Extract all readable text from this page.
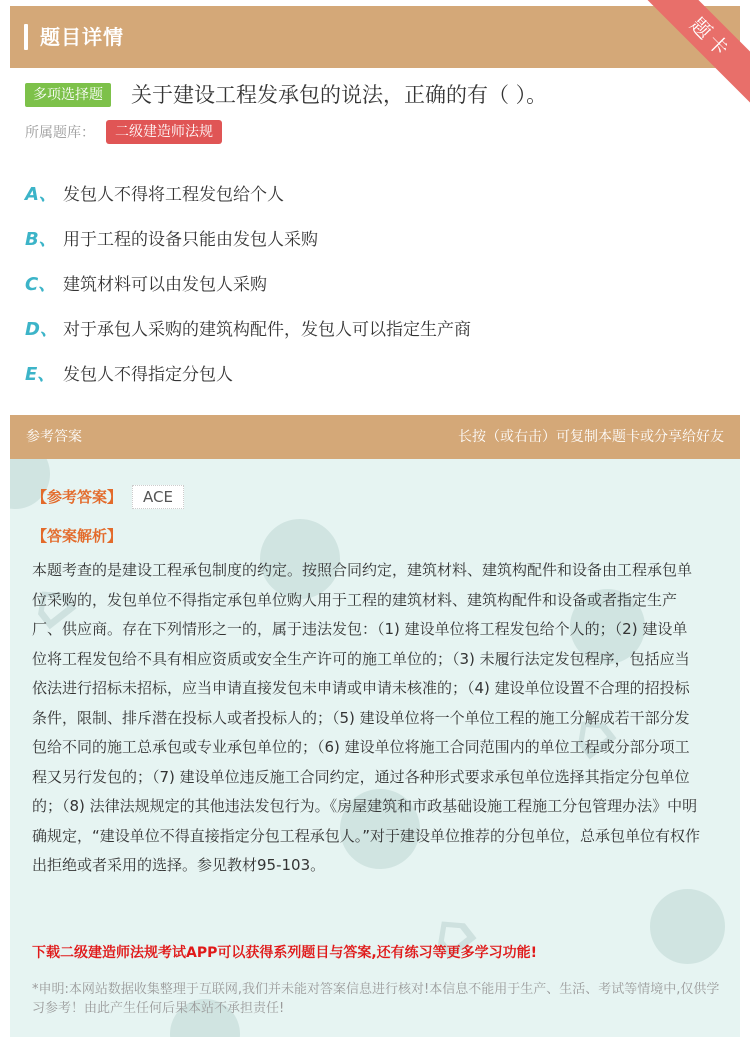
题目详情	题卡
多项选择题	关于建设工程发承包的说法，正确的有（ ）。
所属题库：	二级建造师法规
A、 发包人不得将工程发包给个人
B、 用于工程的设备只能由发包人采购
C、 建筑材料可以由发包人采购
D、 对于承包人采购的建筑构配件，发包人可以指定生产商
E、 发包人不得指定分包人
参考答案	长按（或右击）可复制本题卡或分享给好友
⌂
⌂
⌂
【参考答案】 ACE
【答案解析】
本题考查的是建设工程承包制度的约定。按照合同约定，建筑材料、建筑构配件和设备由工程承包单位采购的，发包单位不得指定承包单位购人用于工程的建筑材料、建筑构配件和设备或者指定生产厂、供应商。存在下列情形之一的，属于违法发包：（1) 建设单位将工程发包给个人的；（2) 建设单位将工程发包给不具有相应资质或安全生产许可的施工单位的；（3) 未履行法定发包程序，包括应当依法进行招标未招标，应当申请直接发包未申请或申请未核准的；（4) 建设单位设置不合理的招投标条件，限制、排斥潜在投标人或者投标人的；（5) 建设单位将一个单位工程的施工分解成若干部分发包给不同的施工总承包或专业承包单位的；（6) 建设单位将施工合同范围内的单位工程或分部分项工程又另行发包的；（7) 建设单位违反施工合同约定，通过各种形式要求承包单位选择其指定分包单位的；（8) 法律法规规定的其他违法发包行为。《房屋建筑和市政基础设施工程施工分包管理办法》中明确规定，“建设单位不得直接指定分包工程承包人。”对于建设单位推荐的分包单位，总承包单位有权作出拒绝或者采用的选择。参见教材95-103。
下载二级建造师法规考试APP可以获得系列题目与答案,还有练习等更多学习功能!
*申明:本网站数据收集整理于互联网,我们并未能对答案信息进行核对!本信息不能用于生产、生活、考试等情境中,仅供学习参考！由此产生任何后果本站不承担责任!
───
The listing above needs to be output again exactly. Don't include the pictures.

*OUTPUT FOR THIS TASK*:
Extract all readable text from this page.
题目详情	题卡
多项选择题	关于建设工程发承包的说法，正确的有（ ）。
所属题库：	二级建造师法规
A、 发包人不得将工程发包给个人
B、 用于工程的设备只能由发包人采购
C、 建筑材料可以由发包人采购
D、 对于承包人采购的建筑构配件，发包人可以指定生产商
E、 发包人不得指定分包人
参考答案	长按（或右击）可复制本题卡或分享给好友
⌂
⌂
⌂
【参考答案】 ACE
【答案解析】
本题考查的是建设工程承包制度的约定。按照合同约定，建筑材料、建筑构配件和设备由工程承包单位采购的，发包单位不得指定承包单位购人用于工程的建筑材料、建筑构配件和设备或者指定生产厂、供应商。存在下列情形之一的，属于违法发包：（1) 建设单位将工程发包给个人的；（2) 建设单位将工程发包给不具有相应资质或安全生产许可的施工单位的；（3) 未履行法定发包程序，包括应当依法进行招标未招标，应当申请直接发包未申请或申请未核准的；（4) 建设单位设置不合理的招投标条件，限制、排斥潜在投标人或者投标人的；（5) 建设单位将一个单位工程的施工分解成若干部分发包给不同的施工总承包或专业承包单位的；（6) 建设单位将施工合同范围内的单位工程或分部分项工程又另行发包的；（7) 建设单位违反施工合同约定，通过各种形式要求承包单位选择其指定分包单位的；（8) 法律法规规定的其他违法发包行为。《房屋建筑和市政基础设施工程施工分包管理办法》中明确规定，“建设单位不得直接指定分包工程承包人。”对于建设单位推荐的分包单位，总承包单位有权作出拒绝或者采用的选择。参见教材95-103。
下载二级建造师法规考试APP可以获得系列题目与答案,还有练习等更多学习功能!
*申明:本网站数据收集整理于互联网,我们并未能对答案信息进行核对!本信息不能用于生产、生活、考试等情境中,仅供学习参考！由此产生任何后果本站不承担责任!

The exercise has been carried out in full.